• **DATA FOR THIS EXERCISE**
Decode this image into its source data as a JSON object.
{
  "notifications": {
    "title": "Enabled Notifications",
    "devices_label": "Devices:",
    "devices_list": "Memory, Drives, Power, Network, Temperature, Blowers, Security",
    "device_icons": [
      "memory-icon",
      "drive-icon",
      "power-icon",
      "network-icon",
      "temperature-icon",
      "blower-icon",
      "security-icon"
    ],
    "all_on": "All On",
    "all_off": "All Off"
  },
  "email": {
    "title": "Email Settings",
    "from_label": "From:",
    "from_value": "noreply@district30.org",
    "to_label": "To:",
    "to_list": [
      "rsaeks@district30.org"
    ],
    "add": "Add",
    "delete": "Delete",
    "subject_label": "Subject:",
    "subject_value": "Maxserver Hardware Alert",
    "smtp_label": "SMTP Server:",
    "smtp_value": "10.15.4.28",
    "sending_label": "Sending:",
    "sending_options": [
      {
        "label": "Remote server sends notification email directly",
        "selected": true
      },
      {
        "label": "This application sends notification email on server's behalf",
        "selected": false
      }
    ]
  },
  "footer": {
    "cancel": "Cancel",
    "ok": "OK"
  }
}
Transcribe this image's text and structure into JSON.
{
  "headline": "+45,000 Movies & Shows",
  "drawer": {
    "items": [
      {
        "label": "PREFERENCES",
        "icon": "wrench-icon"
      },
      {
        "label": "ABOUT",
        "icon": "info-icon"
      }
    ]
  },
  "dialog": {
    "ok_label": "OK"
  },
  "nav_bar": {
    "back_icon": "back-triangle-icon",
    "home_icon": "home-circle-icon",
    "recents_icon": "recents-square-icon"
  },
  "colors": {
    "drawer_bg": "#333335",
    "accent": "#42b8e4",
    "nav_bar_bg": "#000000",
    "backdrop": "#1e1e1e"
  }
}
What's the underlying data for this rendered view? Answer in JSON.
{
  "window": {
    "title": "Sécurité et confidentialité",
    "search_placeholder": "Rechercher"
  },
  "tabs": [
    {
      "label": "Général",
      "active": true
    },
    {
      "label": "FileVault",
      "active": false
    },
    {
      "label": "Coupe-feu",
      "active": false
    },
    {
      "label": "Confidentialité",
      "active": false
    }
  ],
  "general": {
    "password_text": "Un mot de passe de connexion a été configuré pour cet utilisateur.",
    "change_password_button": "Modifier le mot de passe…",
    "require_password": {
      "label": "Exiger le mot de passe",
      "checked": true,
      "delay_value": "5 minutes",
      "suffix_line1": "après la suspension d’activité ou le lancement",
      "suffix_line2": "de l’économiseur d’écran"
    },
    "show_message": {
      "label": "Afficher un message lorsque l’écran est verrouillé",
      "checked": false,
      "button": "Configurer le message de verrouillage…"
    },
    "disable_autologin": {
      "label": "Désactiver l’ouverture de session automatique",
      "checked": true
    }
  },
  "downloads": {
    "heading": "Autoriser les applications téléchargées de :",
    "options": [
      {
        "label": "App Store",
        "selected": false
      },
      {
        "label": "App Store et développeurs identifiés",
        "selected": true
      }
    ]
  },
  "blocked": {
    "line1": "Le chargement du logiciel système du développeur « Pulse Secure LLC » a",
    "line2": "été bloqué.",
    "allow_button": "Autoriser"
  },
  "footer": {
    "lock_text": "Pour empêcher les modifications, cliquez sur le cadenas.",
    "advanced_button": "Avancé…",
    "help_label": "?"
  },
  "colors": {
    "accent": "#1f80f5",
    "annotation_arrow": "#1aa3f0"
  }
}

• **TASK INSTRUCTIONS**
Scan the lines above for "Autoriser", then copy every one that has it.

• **RESULT OF THIS EXERCISE**
    "heading": "Autoriser les applications téléchargées de :",
    "allow_button": "Autoriser"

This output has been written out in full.